Problem ::
Identify each line below that contains the word "area", and copy it out.

───

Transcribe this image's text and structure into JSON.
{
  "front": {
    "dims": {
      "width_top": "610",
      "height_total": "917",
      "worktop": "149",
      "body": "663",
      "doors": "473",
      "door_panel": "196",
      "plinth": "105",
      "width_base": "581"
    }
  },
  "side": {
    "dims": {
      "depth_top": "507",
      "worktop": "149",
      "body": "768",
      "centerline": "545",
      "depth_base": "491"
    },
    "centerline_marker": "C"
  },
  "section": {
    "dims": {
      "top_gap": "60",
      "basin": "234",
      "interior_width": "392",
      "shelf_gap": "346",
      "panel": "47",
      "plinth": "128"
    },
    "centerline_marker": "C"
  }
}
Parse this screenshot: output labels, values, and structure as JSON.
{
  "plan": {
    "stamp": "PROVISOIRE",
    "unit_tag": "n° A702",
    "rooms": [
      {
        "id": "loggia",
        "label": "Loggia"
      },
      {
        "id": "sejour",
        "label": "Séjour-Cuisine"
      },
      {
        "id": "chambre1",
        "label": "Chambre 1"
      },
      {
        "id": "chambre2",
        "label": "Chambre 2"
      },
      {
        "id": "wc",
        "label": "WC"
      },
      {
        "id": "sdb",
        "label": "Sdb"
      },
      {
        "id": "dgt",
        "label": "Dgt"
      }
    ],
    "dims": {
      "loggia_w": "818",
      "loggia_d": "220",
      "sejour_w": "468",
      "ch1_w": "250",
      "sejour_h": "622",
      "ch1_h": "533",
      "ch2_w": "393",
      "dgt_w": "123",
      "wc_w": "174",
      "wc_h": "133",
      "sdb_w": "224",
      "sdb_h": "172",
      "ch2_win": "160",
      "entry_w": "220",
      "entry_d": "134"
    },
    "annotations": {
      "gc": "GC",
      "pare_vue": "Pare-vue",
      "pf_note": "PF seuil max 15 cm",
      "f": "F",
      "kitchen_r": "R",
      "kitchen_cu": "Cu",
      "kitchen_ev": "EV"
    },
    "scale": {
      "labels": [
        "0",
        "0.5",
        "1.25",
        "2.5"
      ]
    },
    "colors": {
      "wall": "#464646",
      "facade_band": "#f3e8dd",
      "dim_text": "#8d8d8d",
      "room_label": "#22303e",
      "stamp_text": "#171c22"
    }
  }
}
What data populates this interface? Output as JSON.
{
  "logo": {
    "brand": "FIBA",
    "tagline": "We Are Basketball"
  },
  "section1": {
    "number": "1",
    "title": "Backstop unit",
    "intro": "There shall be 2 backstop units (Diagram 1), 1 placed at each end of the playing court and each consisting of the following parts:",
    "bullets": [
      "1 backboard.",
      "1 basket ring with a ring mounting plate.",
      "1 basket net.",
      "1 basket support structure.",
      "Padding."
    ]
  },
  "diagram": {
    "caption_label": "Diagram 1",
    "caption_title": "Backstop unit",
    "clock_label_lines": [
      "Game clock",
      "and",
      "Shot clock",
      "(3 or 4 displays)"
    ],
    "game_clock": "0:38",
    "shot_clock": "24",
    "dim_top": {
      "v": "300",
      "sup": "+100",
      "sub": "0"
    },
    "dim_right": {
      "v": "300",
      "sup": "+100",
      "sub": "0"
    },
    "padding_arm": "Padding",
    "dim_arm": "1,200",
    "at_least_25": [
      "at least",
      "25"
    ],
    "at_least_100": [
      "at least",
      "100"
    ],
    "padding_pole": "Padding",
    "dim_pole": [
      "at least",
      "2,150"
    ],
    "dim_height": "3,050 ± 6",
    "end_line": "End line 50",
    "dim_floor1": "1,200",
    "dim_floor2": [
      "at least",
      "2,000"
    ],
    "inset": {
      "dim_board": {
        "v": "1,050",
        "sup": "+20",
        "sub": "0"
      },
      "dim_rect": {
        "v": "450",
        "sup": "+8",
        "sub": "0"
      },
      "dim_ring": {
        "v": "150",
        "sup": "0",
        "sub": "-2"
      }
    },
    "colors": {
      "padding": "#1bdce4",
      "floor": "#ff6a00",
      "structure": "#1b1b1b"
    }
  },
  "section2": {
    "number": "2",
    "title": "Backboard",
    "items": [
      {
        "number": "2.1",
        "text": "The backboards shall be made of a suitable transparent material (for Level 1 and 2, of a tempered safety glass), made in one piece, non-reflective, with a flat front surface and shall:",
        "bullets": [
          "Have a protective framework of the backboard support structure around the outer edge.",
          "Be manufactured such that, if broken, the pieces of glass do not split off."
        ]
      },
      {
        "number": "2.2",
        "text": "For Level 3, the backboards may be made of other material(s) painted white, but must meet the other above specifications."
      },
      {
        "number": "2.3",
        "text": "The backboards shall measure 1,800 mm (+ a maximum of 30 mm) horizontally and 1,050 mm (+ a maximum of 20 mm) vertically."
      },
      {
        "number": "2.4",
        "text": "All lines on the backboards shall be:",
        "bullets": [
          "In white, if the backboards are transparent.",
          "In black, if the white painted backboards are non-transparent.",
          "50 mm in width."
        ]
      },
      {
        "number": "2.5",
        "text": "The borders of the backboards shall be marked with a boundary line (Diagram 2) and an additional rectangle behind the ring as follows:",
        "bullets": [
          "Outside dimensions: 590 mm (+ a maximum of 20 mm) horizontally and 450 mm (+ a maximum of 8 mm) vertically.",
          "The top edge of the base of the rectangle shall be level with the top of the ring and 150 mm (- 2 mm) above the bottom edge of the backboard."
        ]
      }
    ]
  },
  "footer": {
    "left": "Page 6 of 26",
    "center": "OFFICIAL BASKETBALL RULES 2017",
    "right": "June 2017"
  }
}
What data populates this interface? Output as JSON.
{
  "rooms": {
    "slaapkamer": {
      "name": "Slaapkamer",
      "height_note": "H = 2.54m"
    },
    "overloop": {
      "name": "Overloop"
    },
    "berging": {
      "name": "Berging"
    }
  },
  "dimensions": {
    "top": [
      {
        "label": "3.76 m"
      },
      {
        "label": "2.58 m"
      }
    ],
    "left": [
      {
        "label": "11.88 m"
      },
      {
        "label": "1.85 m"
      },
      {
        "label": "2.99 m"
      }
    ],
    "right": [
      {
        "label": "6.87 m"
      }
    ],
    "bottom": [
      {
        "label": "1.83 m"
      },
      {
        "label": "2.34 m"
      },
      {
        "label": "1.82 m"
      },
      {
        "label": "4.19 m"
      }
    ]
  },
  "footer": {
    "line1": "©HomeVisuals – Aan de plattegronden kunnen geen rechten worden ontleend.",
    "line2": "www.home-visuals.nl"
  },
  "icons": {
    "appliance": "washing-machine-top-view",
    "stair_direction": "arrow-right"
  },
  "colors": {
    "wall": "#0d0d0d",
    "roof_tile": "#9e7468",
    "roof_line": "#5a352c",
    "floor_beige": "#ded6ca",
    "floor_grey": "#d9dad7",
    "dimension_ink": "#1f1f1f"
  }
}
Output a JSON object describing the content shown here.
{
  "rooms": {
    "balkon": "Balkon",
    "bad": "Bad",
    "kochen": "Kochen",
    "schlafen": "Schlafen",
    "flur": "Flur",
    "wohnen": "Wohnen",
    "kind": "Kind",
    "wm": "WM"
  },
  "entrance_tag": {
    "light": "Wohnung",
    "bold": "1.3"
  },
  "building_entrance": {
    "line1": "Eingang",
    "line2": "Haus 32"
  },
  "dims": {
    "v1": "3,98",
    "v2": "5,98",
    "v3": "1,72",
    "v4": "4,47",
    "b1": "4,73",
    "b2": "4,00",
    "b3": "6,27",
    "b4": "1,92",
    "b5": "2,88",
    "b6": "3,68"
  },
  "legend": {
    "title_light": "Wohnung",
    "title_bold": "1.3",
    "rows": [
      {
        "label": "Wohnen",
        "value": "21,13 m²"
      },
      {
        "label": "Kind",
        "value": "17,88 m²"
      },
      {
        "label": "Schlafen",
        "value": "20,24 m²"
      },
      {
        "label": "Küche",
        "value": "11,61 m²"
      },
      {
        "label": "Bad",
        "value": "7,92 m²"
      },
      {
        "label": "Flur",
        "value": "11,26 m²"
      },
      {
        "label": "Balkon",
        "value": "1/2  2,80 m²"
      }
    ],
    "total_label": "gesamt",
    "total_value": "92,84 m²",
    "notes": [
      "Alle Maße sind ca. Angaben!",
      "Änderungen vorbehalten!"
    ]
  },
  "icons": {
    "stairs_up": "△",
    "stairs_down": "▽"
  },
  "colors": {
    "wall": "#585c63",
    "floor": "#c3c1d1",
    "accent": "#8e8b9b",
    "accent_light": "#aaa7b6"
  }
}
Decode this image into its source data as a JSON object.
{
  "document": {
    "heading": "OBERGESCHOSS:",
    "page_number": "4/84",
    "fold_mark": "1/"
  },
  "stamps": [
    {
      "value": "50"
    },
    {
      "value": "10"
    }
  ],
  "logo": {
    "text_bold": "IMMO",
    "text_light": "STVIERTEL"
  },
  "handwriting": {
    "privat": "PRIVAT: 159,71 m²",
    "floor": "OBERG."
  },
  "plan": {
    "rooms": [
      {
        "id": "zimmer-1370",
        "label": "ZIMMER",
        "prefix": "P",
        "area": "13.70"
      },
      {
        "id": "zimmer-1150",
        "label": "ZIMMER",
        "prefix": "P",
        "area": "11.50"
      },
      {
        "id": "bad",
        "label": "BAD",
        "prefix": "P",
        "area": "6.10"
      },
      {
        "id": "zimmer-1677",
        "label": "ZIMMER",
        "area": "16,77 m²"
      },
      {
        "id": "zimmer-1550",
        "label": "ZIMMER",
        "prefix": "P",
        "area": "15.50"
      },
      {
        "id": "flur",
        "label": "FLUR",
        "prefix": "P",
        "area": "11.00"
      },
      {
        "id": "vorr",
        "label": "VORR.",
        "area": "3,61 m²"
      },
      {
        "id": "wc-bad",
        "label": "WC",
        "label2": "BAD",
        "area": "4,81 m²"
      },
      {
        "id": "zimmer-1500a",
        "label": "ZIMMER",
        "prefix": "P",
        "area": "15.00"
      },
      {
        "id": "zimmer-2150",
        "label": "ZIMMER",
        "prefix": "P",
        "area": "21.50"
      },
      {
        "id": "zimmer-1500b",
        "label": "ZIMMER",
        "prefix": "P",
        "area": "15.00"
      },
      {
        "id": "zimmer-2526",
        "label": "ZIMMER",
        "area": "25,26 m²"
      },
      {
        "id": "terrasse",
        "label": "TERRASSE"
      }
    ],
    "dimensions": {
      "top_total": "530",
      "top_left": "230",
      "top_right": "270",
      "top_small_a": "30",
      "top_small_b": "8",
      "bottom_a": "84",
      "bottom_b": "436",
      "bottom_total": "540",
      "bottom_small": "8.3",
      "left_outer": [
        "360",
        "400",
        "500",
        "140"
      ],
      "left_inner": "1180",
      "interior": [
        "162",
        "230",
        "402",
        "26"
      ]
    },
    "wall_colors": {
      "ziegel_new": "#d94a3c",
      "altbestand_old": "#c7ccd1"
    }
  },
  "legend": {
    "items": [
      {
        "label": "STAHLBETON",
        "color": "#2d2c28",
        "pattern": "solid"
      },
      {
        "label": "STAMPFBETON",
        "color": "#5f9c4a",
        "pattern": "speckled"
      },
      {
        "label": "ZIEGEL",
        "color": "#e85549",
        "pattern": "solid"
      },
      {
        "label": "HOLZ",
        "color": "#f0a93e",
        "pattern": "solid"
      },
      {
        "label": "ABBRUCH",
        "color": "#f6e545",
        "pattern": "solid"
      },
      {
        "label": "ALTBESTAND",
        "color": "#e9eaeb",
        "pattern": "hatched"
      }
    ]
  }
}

───

Expected output ::
        "area": "13.70"
        "area": "11.50"
        "area": "6.10"
        "area": "16,77 m²"
        "area": "15.50"
        "area": "11.00"
        "area": "3,61 m²"
        "area": "4,81 m²"
        "area": "15.00"
        "area": "21.50"
        "area": "15.00"
        "area": "25,26 m²"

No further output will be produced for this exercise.